-------- PROVIDED RECORDS

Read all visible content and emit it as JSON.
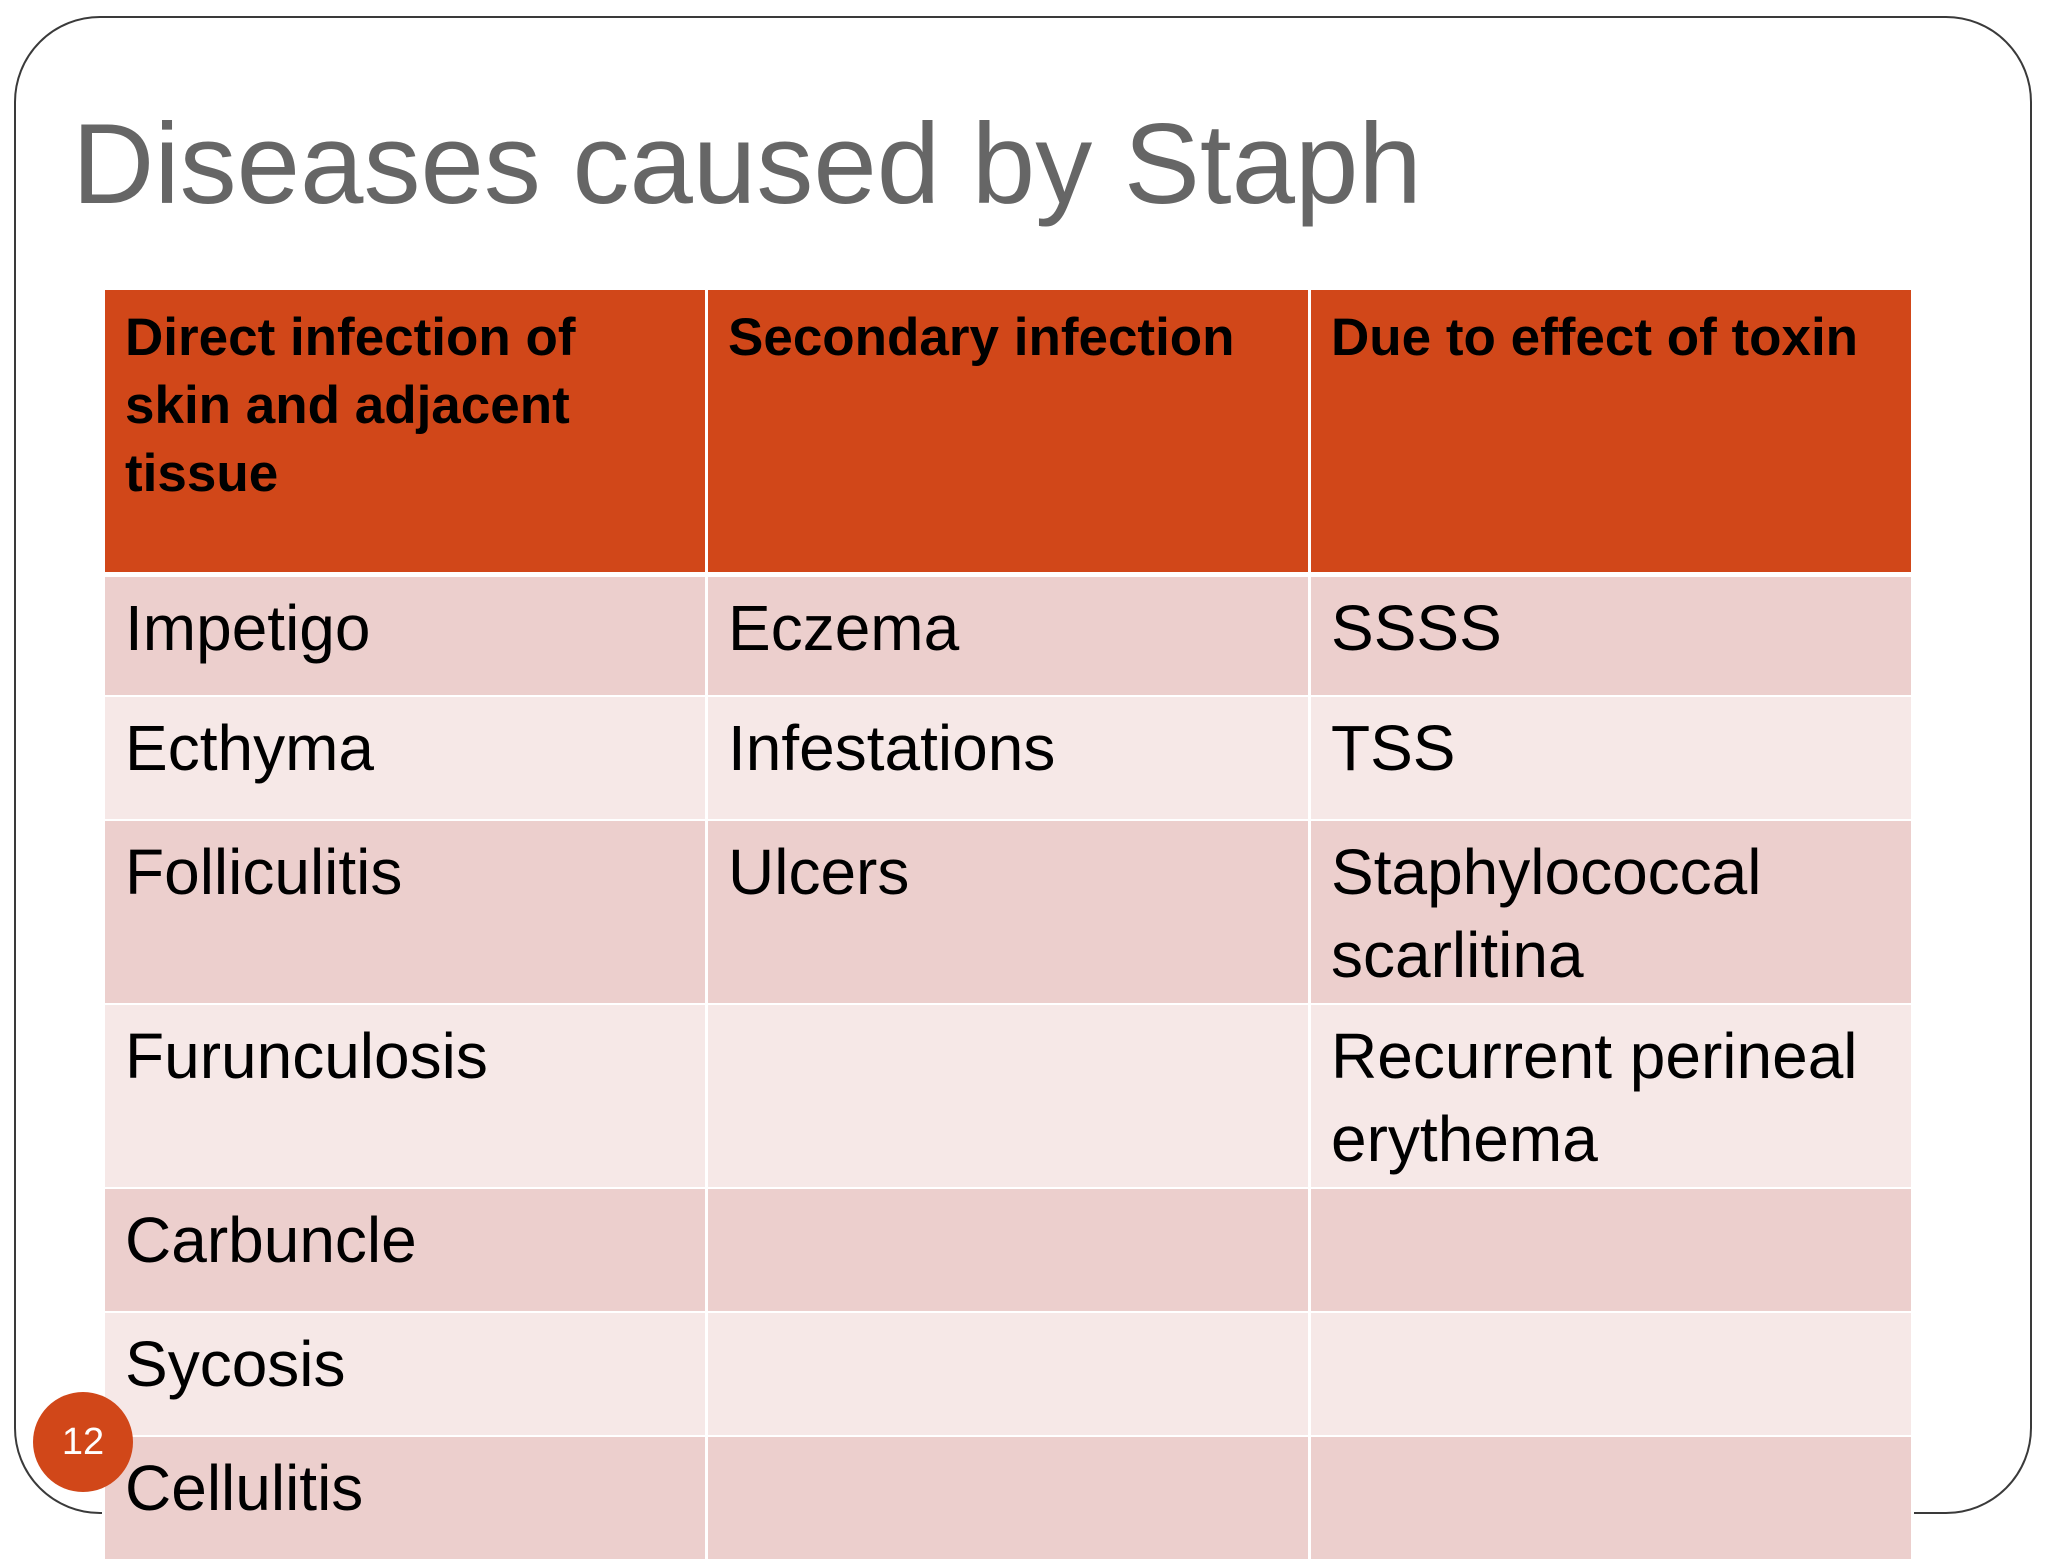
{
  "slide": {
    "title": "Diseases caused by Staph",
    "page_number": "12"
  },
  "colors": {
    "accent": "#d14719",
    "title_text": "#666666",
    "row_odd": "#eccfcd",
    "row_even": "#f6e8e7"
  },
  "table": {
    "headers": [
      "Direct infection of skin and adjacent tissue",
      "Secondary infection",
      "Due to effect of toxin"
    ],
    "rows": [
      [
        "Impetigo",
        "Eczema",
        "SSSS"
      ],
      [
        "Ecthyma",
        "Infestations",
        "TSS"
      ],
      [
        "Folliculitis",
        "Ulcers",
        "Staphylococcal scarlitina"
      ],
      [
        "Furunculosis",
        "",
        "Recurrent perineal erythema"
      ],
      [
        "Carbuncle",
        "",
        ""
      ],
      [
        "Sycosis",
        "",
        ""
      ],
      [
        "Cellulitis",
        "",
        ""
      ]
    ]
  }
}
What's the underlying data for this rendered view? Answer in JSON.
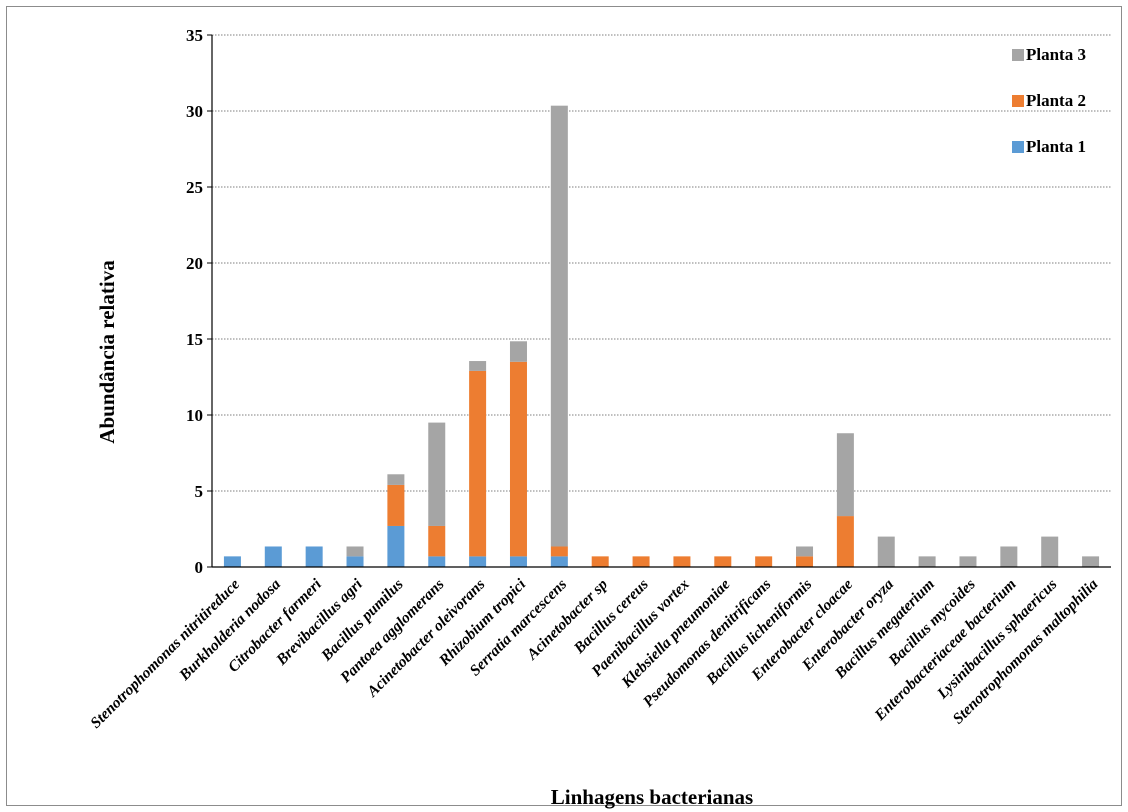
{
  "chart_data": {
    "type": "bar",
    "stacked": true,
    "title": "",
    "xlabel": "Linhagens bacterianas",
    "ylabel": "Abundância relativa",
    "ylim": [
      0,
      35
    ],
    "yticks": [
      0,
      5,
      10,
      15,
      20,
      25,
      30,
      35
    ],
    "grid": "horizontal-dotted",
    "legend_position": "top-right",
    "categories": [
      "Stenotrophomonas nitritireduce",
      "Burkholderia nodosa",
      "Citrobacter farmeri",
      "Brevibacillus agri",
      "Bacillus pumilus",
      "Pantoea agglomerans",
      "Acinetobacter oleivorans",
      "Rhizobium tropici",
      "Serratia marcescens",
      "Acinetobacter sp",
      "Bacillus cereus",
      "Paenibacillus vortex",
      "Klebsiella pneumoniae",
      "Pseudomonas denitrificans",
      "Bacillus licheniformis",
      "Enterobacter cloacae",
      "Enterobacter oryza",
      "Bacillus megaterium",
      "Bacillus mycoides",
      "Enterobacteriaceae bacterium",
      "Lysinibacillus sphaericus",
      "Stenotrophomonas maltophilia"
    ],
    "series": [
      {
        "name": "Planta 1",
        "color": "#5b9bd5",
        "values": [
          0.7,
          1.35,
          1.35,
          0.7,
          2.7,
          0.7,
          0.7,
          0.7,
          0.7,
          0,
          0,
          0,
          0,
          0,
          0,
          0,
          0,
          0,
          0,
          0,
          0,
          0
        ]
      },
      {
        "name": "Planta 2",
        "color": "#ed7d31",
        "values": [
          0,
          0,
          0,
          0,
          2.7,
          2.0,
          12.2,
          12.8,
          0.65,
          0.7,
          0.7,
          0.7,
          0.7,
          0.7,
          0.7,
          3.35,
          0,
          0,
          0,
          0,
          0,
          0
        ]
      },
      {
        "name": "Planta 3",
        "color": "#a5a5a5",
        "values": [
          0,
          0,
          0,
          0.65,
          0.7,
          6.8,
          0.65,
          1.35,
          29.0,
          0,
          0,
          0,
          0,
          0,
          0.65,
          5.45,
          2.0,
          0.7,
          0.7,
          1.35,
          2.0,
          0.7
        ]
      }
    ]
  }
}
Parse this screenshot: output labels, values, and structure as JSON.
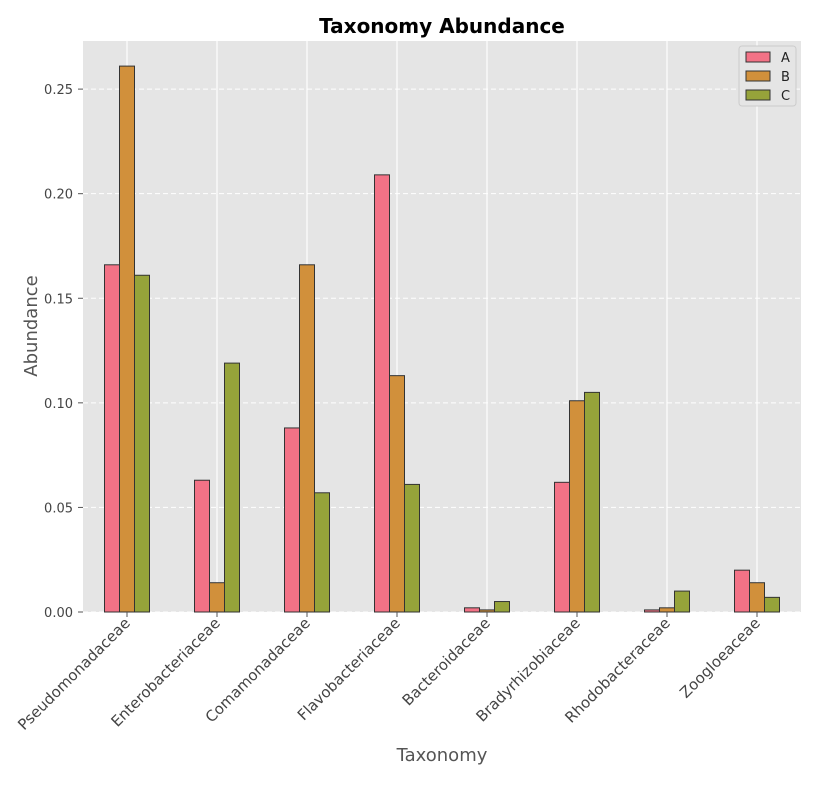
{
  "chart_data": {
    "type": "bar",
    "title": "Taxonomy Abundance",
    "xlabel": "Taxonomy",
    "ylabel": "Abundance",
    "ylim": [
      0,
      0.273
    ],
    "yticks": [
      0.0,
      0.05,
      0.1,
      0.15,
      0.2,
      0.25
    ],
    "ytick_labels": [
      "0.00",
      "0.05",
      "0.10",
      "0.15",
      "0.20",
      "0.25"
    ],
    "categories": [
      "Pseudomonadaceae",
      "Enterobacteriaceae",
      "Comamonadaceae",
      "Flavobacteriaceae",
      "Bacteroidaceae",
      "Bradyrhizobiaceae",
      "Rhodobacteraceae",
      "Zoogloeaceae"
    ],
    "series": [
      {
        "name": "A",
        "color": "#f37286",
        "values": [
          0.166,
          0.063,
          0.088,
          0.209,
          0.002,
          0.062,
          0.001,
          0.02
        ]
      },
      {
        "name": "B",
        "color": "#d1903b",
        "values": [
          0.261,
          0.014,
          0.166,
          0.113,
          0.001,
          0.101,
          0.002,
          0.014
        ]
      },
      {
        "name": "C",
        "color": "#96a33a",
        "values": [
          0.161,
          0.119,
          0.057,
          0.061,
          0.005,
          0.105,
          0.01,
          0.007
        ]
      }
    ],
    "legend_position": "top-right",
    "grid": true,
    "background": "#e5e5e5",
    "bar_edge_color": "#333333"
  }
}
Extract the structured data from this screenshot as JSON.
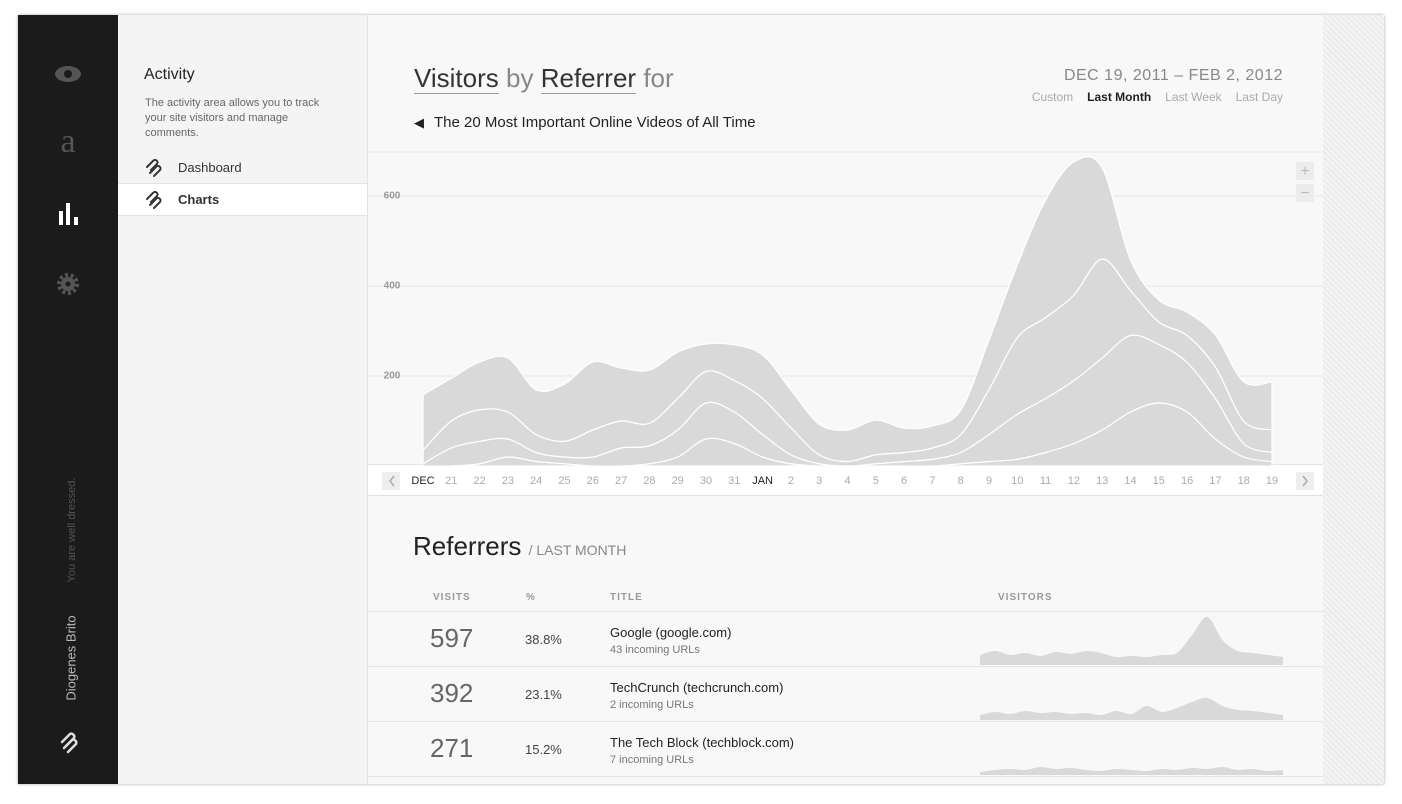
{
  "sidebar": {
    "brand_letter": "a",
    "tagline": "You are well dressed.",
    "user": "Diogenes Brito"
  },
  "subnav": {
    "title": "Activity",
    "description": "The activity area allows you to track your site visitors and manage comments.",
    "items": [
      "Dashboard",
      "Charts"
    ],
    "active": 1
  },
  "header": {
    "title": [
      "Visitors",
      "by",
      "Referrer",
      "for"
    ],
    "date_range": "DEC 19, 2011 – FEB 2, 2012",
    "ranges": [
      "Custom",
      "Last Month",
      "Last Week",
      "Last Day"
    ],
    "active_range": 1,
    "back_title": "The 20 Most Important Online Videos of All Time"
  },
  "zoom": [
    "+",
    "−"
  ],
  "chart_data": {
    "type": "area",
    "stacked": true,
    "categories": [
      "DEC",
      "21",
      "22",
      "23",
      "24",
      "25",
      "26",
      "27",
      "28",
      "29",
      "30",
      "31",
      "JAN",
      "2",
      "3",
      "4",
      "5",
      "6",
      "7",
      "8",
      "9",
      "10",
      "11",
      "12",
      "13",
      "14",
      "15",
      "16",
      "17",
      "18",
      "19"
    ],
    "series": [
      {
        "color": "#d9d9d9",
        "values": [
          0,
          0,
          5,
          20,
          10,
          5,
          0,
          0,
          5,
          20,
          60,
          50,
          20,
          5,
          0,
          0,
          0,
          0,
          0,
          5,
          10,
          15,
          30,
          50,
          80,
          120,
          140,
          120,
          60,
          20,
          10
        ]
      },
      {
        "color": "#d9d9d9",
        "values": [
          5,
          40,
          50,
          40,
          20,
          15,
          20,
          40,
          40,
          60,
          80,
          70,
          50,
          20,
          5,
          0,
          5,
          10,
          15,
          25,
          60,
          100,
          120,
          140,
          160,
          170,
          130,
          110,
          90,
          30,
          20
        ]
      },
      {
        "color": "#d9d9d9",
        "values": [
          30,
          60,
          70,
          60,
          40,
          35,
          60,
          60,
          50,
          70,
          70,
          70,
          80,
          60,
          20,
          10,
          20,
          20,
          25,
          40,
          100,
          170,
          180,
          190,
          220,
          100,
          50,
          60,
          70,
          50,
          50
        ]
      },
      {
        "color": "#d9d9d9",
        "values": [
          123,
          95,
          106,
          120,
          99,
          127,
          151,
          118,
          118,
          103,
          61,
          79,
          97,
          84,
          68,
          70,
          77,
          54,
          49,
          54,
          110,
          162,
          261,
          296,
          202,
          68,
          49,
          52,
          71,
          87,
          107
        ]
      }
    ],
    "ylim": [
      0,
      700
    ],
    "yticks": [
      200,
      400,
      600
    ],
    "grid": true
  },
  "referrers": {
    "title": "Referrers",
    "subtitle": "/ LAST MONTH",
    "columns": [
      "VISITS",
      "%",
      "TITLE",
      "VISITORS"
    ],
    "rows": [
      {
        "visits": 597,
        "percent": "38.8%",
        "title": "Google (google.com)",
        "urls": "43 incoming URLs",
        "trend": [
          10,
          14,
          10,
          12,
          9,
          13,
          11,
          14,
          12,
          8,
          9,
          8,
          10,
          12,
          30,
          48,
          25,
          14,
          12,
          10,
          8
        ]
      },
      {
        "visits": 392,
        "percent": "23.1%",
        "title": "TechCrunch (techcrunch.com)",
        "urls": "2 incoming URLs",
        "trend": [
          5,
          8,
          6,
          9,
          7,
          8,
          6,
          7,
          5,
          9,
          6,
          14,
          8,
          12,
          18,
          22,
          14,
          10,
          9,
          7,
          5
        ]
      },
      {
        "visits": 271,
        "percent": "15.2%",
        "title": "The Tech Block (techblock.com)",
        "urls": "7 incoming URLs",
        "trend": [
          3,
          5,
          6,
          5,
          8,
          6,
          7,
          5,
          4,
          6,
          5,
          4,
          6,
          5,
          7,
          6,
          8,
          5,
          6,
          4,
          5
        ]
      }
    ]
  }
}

----------------

WHAT IS EXPECTED. Report, for the data above, every line in which the string "incoming" appears.

RESULT BELOW.
        "urls": "43 incoming URLs",
        "urls": "2 incoming URLs",
        "urls": "7 incoming URLs",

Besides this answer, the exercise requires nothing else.